— Begin —

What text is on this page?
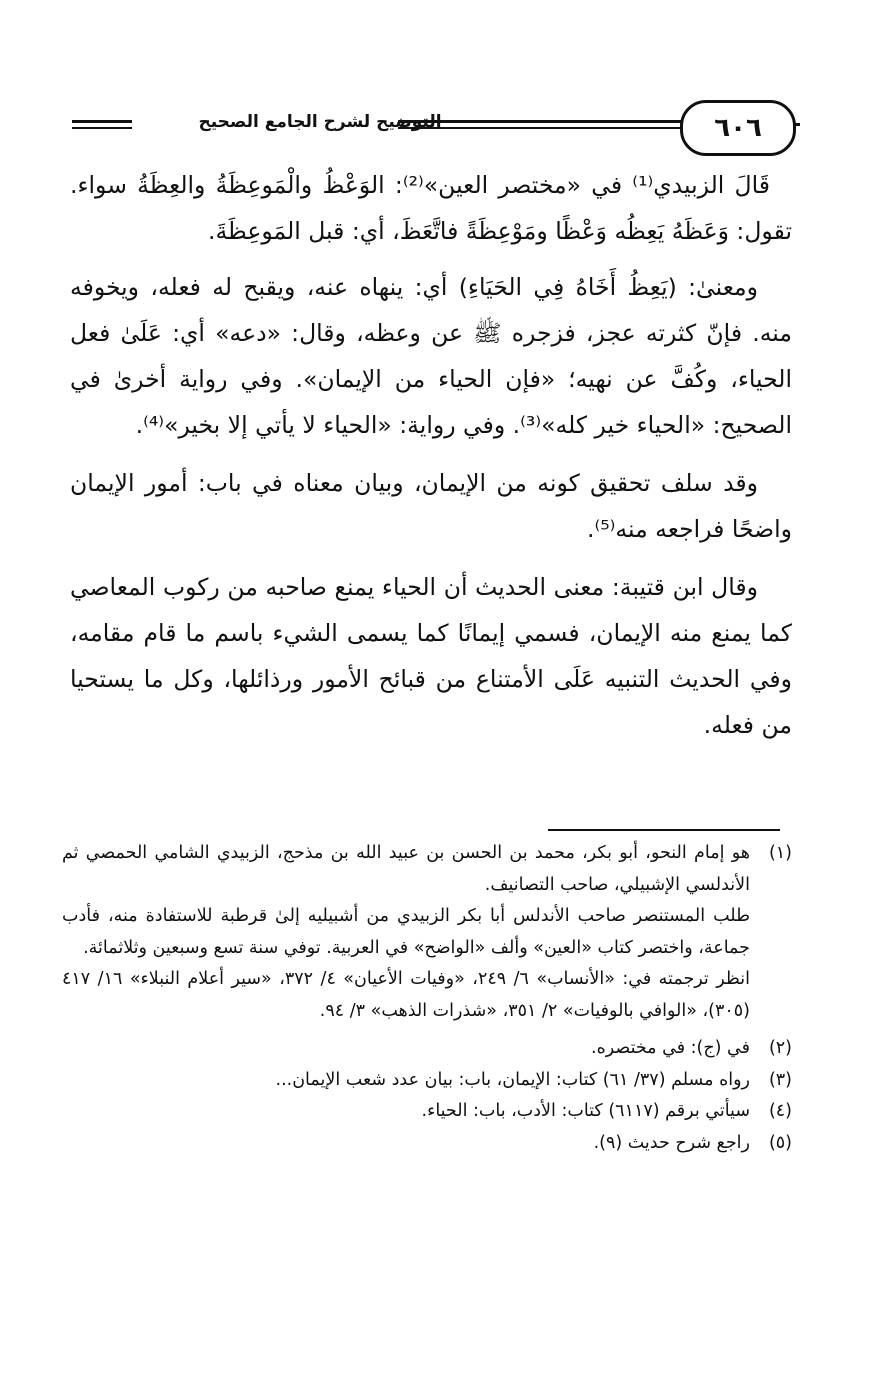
التوضيح لشرح الجامع الصحيح	٦٠٦

قَالَ الزبيدي⁽¹⁾ في «مختصر العين»⁽²⁾: الوَعْظُ والْمَوعِظَةُ والعِظَةُ سواء. تقول: وَعَظَهُ يَعِظُه وَعْظًا ومَوْعِظَةً فاتَّعَظَ، أي: قبل المَوعِظَةَ.

ومعنىٰ: (يَعِظُ أَخَاهُ فِي الحَيَاءِ) أي: ينهاه عنه، ويقبح له فعله، ويخوفه منه. فإنّ كثرته عجز، فزجره ﷺ عن وعظه، وقال: «دعه» أي: عَلَىٰ فعل الحياء، وكُفَّ عن نهيه؛ «فإن الحياء من الإيمان». وفي رواية أخرىٰ في الصحيح: «الحياء خير كله»⁽³⁾. وفي رواية: «الحياء لا يأتي إلا بخير»⁽⁴⁾.

وقد سلف تحقيق كونه من الإيمان، وبيان معناه في باب: أمور الإيمان واضحًا فراجعه منه⁽⁵⁾.

وقال ابن قتيبة: معنى الحديث أن الحياء يمنع صاحبه من ركوب المعاصي كما يمنع منه الإيمان، فسمي إيمانًا كما يسمى الشيء باسم ما قام مقامه، وفي الحديث التنبيه عَلَى الأمتناع من قبائح الأمور ورذائلها، وكل ما يستحيا من فعله.

(١)

هو إمام النحو، أبو بكر، محمد بن الحسن بن عبيد الله بن مذحج، الزبيدي الشامي الحمصي ثم الأندلسي الإشبيلي، صاحب التصانيف.

طلب المستنصر صاحب الأندلس أبا بكر الزبيدي من أشبيليه إلىٰ قرطبة للاستفادة منه، فأدب جماعة، واختصر كتاب «العين» وألف «الواضح» في العربية. توفي سنة تسع وسبعين وثلاثمائة.

انظر ترجمته في: «الأنساب» ٦/ ٢٤٩، «وفيات الأعيان» ٤/ ٣٧٢، «سير أعلام النبلاء» ١٦/ ٤١٧ (٣٠٥)، «الوافي بالوفيات» ٢/ ٣٥١، «شذرات الذهب» ٣/ ٩٤.

(٢)

في (ج): في مختصره.

(٣)

رواه مسلم (٣٧/ ٦١) كتاب: الإيمان، باب: بيان عدد شعب الإيمان...

(٤)

سيأتي برقم (٦١١٧) كتاب: الأدب، باب: الحياء.

(٥)

راجع شرح حديث (٩).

— End —

» Instructions for the task: Write out the listing word for word, omitting the pictures it holds.

» Task response:
What text is on this page?
التوضيح لشرح الجامع الصحيح	٦٠٦

قَالَ الزبيدي⁽¹⁾ في «مختصر العين»⁽²⁾: الوَعْظُ والْمَوعِظَةُ والعِظَةُ سواء. تقول: وَعَظَهُ يَعِظُه وَعْظًا ومَوْعِظَةً فاتَّعَظَ، أي: قبل المَوعِظَةَ.

ومعنىٰ: (يَعِظُ أَخَاهُ فِي الحَيَاءِ) أي: ينهاه عنه، ويقبح له فعله، ويخوفه منه. فإنّ كثرته عجز، فزجره ﷺ عن وعظه، وقال: «دعه» أي: عَلَىٰ فعل الحياء، وكُفَّ عن نهيه؛ «فإن الحياء من الإيمان». وفي رواية أخرىٰ في الصحيح: «الحياء خير كله»⁽³⁾. وفي رواية: «الحياء لا يأتي إلا بخير»⁽⁴⁾.

وقد سلف تحقيق كونه من الإيمان، وبيان معناه في باب: أمور الإيمان واضحًا فراجعه منه⁽⁵⁾.

وقال ابن قتيبة: معنى الحديث أن الحياء يمنع صاحبه من ركوب المعاصي كما يمنع منه الإيمان، فسمي إيمانًا كما يسمى الشيء باسم ما قام مقامه، وفي الحديث التنبيه عَلَى الأمتناع من قبائح الأمور ورذائلها، وكل ما يستحيا من فعله.

(١)

هو إمام النحو، أبو بكر، محمد بن الحسن بن عبيد الله بن مذحج، الزبيدي الشامي الحمصي ثم الأندلسي الإشبيلي، صاحب التصانيف.

طلب المستنصر صاحب الأندلس أبا بكر الزبيدي من أشبيليه إلىٰ قرطبة للاستفادة منه، فأدب جماعة، واختصر كتاب «العين» وألف «الواضح» في العربية. توفي سنة تسع وسبعين وثلاثمائة.

انظر ترجمته في: «الأنساب» ٦/ ٢٤٩، «وفيات الأعيان» ٤/ ٣٧٢، «سير أعلام النبلاء» ١٦/ ٤١٧ (٣٠٥)، «الوافي بالوفيات» ٢/ ٣٥١، «شذرات الذهب» ٣/ ٩٤.

(٢)

في (ج): في مختصره.

(٣)

رواه مسلم (٣٧/ ٦١) كتاب: الإيمان، باب: بيان عدد شعب الإيمان...

(٤)

سيأتي برقم (٦١١٧) كتاب: الأدب، باب: الحياء.

(٥)

راجع شرح حديث (٩).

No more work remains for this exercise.